_The exercise_
Check the listing below line by line and report how many lines hold "Linear", with no other words.

##########

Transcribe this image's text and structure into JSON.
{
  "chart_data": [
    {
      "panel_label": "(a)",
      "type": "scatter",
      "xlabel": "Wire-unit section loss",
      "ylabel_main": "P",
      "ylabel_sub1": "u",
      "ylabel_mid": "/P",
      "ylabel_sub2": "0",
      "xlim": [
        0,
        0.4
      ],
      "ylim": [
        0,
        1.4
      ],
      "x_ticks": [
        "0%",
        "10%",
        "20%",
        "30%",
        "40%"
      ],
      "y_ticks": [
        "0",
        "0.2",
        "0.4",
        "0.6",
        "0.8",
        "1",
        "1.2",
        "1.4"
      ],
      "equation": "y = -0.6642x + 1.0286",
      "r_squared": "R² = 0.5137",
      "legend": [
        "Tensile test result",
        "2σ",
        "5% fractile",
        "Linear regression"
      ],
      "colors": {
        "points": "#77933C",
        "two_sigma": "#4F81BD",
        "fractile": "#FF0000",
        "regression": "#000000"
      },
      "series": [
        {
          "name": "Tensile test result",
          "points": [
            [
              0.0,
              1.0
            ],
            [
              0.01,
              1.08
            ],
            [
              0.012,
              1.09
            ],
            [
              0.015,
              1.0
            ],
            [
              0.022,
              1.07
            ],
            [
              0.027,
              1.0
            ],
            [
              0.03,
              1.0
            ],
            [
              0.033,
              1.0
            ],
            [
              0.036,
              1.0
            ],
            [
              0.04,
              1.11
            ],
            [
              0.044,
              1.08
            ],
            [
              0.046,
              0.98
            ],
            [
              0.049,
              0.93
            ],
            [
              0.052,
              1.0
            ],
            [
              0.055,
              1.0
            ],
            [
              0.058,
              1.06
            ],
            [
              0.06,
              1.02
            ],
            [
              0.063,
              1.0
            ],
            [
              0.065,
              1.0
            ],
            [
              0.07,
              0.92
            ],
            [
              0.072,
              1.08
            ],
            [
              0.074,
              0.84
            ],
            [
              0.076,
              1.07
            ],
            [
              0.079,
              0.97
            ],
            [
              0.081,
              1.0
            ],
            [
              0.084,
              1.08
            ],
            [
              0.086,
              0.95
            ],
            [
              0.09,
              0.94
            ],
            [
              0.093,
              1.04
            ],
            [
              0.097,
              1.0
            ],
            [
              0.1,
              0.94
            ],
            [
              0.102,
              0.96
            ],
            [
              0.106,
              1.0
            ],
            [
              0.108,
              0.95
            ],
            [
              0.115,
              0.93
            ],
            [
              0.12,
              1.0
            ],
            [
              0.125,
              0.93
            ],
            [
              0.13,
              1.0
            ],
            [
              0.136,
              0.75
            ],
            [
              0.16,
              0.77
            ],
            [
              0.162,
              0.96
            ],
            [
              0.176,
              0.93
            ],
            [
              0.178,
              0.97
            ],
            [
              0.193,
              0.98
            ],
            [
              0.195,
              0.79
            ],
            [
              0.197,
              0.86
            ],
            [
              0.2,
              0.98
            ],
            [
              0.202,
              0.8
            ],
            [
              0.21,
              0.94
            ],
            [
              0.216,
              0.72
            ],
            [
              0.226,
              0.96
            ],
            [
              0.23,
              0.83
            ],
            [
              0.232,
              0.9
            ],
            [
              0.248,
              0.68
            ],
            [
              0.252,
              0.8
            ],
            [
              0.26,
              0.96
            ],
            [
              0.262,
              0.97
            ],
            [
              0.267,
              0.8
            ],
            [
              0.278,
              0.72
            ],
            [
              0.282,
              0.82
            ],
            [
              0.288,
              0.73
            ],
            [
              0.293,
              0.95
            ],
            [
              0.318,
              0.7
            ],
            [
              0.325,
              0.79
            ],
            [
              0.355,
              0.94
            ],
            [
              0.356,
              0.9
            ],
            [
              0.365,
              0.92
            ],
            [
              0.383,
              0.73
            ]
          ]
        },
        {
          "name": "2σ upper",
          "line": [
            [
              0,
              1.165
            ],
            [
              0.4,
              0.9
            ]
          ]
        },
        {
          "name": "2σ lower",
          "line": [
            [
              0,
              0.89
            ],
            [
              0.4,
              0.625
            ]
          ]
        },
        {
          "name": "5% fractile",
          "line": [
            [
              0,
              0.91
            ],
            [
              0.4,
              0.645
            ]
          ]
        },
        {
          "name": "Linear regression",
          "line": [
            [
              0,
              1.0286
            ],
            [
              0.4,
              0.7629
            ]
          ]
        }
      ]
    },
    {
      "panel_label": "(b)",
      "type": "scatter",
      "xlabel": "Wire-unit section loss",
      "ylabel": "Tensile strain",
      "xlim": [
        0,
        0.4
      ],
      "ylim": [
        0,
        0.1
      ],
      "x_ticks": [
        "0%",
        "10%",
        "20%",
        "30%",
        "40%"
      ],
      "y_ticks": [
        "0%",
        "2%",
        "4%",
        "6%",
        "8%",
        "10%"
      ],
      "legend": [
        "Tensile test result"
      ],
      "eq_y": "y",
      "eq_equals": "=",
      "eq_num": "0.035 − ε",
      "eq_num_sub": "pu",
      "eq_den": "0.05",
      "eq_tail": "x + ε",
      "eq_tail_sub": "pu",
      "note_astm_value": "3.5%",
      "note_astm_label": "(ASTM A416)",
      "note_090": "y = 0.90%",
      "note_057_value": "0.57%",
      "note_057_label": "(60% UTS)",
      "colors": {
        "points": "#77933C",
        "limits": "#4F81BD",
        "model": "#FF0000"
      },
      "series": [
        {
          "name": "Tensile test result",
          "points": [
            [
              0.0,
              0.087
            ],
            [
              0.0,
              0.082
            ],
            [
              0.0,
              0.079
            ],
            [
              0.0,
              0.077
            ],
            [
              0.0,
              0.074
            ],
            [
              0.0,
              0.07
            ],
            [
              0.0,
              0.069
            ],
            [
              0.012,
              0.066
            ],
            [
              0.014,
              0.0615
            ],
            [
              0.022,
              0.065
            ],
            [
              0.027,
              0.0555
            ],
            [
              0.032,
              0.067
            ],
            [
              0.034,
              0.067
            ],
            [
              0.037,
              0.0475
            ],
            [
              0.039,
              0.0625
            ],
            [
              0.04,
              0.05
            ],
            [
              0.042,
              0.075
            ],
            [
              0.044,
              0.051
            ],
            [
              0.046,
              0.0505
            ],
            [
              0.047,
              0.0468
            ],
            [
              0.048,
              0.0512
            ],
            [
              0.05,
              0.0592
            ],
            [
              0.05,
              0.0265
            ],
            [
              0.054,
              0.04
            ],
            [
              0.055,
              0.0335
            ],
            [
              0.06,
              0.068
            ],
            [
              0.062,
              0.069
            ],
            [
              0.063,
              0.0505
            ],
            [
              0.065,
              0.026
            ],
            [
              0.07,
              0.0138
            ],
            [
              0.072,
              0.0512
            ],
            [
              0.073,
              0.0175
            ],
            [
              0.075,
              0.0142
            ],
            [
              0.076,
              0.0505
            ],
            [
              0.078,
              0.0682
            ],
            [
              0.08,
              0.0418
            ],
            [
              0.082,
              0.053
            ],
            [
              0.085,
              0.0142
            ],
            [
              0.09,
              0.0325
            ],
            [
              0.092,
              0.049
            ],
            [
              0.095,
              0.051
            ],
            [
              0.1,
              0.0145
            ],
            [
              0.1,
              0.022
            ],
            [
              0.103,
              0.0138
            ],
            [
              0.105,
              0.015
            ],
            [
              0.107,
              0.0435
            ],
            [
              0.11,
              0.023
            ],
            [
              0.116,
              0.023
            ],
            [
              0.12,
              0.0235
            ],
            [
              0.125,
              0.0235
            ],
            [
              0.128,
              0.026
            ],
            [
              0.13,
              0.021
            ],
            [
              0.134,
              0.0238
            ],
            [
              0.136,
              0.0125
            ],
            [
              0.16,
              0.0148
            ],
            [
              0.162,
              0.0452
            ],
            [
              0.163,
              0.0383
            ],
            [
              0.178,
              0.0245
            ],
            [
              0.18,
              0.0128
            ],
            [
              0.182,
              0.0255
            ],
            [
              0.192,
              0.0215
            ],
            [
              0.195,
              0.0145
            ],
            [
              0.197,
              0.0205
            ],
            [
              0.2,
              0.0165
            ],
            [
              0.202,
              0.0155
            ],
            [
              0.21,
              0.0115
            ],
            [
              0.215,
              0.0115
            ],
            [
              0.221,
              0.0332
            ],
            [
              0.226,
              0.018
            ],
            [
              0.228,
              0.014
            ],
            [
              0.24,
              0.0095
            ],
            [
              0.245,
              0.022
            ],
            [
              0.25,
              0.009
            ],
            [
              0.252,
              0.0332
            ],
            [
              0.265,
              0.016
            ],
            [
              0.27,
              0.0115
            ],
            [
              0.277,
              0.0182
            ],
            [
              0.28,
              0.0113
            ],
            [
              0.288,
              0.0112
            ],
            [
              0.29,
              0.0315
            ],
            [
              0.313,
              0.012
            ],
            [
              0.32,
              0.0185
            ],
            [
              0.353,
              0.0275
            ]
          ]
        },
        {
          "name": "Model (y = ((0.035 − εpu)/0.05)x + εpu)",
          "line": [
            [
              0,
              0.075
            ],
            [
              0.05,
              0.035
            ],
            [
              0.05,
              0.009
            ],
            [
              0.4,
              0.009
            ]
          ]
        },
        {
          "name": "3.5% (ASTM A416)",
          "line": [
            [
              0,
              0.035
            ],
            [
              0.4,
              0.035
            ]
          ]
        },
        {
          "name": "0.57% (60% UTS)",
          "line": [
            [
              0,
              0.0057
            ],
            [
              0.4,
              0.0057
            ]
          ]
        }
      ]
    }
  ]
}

##########

_Full solution_
2